= STATED EXERCISE =
State how many lines of the entries below hold the word "Select"; reply with nothing but the number.

[Stored items]
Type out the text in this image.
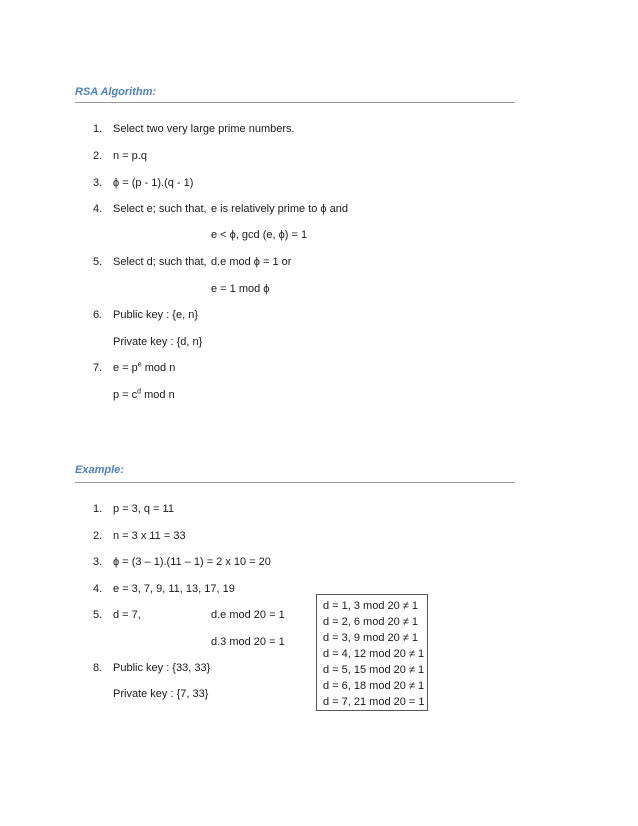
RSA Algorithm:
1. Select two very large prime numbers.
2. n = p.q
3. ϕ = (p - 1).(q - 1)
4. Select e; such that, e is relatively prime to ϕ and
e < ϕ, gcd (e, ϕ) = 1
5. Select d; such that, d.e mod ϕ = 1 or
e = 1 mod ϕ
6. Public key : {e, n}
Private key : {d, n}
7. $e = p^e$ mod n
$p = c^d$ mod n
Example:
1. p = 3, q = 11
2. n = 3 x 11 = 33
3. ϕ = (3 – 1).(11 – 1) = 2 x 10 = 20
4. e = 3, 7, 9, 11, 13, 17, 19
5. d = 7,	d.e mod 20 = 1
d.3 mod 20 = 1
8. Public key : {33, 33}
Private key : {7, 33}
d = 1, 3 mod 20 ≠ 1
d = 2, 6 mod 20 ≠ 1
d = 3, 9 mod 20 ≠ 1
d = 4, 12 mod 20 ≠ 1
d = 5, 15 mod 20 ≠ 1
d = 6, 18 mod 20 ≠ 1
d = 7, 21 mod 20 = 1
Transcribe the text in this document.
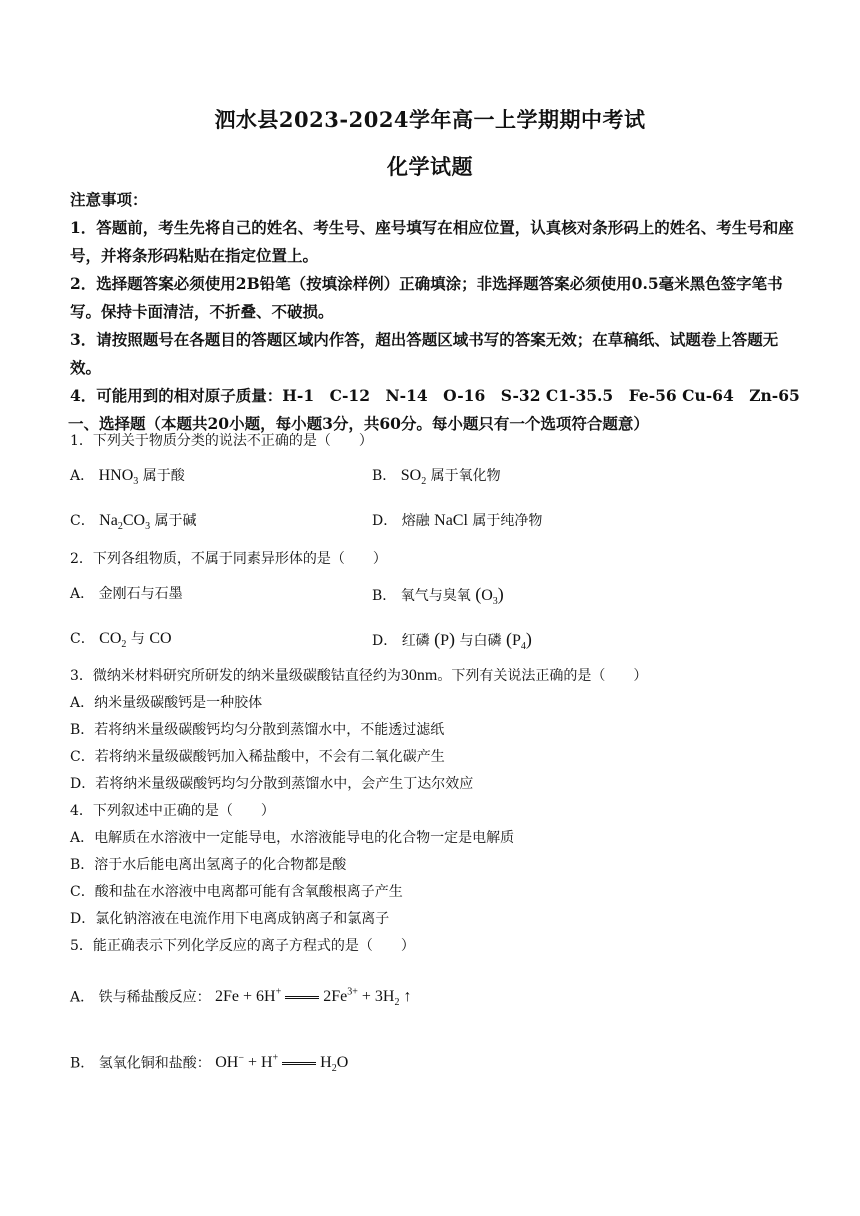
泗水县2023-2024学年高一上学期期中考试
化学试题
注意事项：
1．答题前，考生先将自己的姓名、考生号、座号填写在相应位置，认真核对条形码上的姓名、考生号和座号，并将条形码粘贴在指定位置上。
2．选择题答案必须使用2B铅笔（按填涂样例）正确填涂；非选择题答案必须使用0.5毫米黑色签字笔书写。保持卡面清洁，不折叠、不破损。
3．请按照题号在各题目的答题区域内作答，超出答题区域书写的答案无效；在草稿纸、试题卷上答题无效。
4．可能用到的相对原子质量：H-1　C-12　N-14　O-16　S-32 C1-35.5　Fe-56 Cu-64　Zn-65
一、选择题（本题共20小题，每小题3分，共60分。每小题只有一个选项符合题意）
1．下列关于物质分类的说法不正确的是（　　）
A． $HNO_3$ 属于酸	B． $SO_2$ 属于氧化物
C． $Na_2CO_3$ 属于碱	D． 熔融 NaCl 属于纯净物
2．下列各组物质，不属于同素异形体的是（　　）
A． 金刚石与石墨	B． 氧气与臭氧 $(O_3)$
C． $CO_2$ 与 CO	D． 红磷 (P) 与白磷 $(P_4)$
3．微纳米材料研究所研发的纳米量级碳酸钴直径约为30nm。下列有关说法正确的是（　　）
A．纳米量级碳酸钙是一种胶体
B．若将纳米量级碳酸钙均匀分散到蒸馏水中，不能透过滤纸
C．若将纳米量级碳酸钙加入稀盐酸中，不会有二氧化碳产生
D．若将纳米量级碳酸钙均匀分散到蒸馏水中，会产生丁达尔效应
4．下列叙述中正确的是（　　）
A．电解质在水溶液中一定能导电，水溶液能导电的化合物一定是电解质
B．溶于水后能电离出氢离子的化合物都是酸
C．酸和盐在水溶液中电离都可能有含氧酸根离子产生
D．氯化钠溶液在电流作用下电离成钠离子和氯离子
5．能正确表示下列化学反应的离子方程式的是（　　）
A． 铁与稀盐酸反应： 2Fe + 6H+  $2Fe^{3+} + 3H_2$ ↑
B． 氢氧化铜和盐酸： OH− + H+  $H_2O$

= FINAL RESULT =
3